▸ Exercise objective
Pull out every line below that holds the word "page".

##### Data shown

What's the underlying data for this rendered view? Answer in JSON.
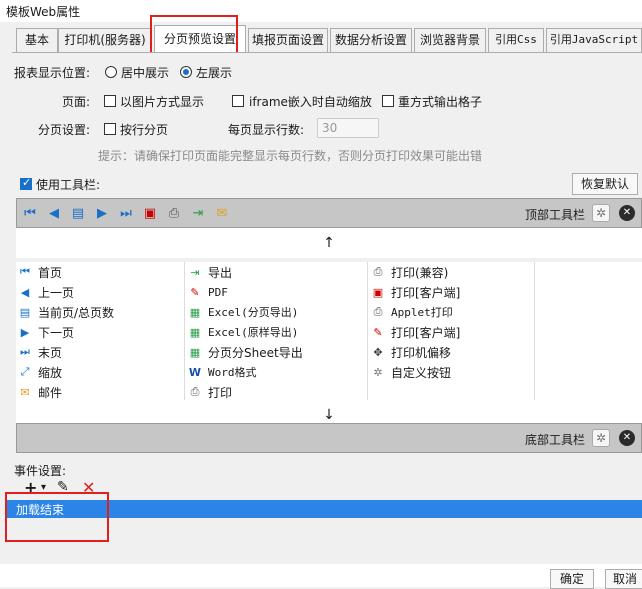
{
  "window": {
    "title": "模板Web属性"
  },
  "tabs": [
    {
      "label": "基本"
    },
    {
      "label": "打印机(服务器)"
    },
    {
      "label": "分页预览设置"
    },
    {
      "label": "填报页面设置"
    },
    {
      "label": "数据分析设置"
    },
    {
      "label": "浏览器背景"
    },
    {
      "label": "引用Css"
    },
    {
      "label": "引用JavaScript"
    }
  ],
  "report_position": {
    "label": "报表显示位置:",
    "center": "居中展示",
    "left": "左展示",
    "selected": "左展示"
  },
  "page": {
    "label": "页面:",
    "opt_image": "以图片方式显示",
    "opt_iframe": "iframe嵌入时自动缩放",
    "opt_grid": "重方式输出格子"
  },
  "paging": {
    "label": "分页设置:",
    "opt_row": "按行分页",
    "rows_label": "每页显示行数:",
    "rows_value": "30"
  },
  "hint": "提示：请确保打印页面能完整显示每页行数，否则分页打印效果可能出错",
  "toolbar_section": {
    "use_toolbar": "使用工具栏:",
    "restore_default": "恢复默认",
    "top_toolbar": "顶部工具栏",
    "bottom_toolbar": "底部工具栏"
  },
  "toolbar_icons": [
    "first-page-icon",
    "prev-page-icon",
    "page-count-icon",
    "next-page-icon",
    "last-page-icon",
    "pdf-print-icon",
    "print-icon",
    "export-icon",
    "email-icon"
  ],
  "buttons_col1": [
    "首页",
    "上一页",
    "当前页/总页数",
    "下一页",
    "末页",
    "缩放",
    "邮件"
  ],
  "buttons_col2": [
    "导出",
    "PDF",
    "Excel(分页导出)",
    "Excel(原样导出)",
    "分页分Sheet导出",
    "Word格式",
    "打印"
  ],
  "buttons_col3": [
    "打印(兼容)",
    "打印[客户端]",
    "Applet打印",
    "打印[客户端]",
    "打印机偏移",
    "自定义按钮"
  ],
  "events": {
    "label": "事件设置:",
    "items": [
      "加载结束"
    ]
  },
  "footer": {
    "ok": "确定",
    "cancel": "取消"
  },
  "colors": {
    "selection": "#2b84e6",
    "highlight_box": "#e01f1f"
  }
}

##########

▸ Exercise response
  "page": {
    "first-page-icon",
    "prev-page-icon",
    "page-count-icon",
    "next-page-icon",
    "last-page-icon",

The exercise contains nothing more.